Extracts from a graphics dataset
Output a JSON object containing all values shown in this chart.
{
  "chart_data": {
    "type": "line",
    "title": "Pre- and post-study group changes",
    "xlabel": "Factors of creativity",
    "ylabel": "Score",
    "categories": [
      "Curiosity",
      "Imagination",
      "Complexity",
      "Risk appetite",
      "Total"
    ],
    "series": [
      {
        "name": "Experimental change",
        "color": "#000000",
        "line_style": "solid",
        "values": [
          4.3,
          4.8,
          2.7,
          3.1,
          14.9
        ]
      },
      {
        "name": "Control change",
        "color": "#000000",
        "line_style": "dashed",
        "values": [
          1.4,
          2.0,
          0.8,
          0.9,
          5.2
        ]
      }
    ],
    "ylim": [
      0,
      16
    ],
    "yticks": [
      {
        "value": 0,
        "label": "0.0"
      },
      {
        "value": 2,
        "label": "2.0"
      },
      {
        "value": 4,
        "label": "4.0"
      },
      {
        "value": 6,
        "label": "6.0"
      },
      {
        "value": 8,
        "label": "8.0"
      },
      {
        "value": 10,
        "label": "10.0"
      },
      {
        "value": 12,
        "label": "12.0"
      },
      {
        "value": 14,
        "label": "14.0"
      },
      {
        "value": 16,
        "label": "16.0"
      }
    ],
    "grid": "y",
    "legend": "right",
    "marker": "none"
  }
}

▶ [Exercise brief] Extract each line of the listing above, copying it word for word.

▶ [Result below]
Output a JSON object containing all values shown in this chart.
{
  "chart_data": {
    "type": "line",
    "title": "Pre- and post-study group changes",
    "xlabel": "Factors of creativity",
    "ylabel": "Score",
    "categories": [
      "Curiosity",
      "Imagination",
      "Complexity",
      "Risk appetite",
      "Total"
    ],
    "series": [
      {
        "name": "Experimental change",
        "color": "#000000",
        "line_style": "solid",
        "values": [
          4.3,
          4.8,
          2.7,
          3.1,
          14.9
        ]
      },
      {
        "name": "Control change",
        "color": "#000000",
        "line_style": "dashed",
        "values": [
          1.4,
          2.0,
          0.8,
          0.9,
          5.2
        ]
      }
    ],
    "ylim": [
      0,
      16
    ],
    "yticks": [
      {
        "value": 0,
        "label": "0.0"
      },
      {
        "value": 2,
        "label": "2.0"
      },
      {
        "value": 4,
        "label": "4.0"
      },
      {
        "value": 6,
        "label": "6.0"
      },
      {
        "value": 8,
        "label": "8.0"
      },
      {
        "value": 10,
        "label": "10.0"
      },
      {
        "value": 12,
        "label": "12.0"
      },
      {
        "value": 14,
        "label": "14.0"
      },
      {
        "value": 16,
        "label": "16.0"
      }
    ],
    "grid": "y",
    "legend": "right",
    "marker": "none"
  }
}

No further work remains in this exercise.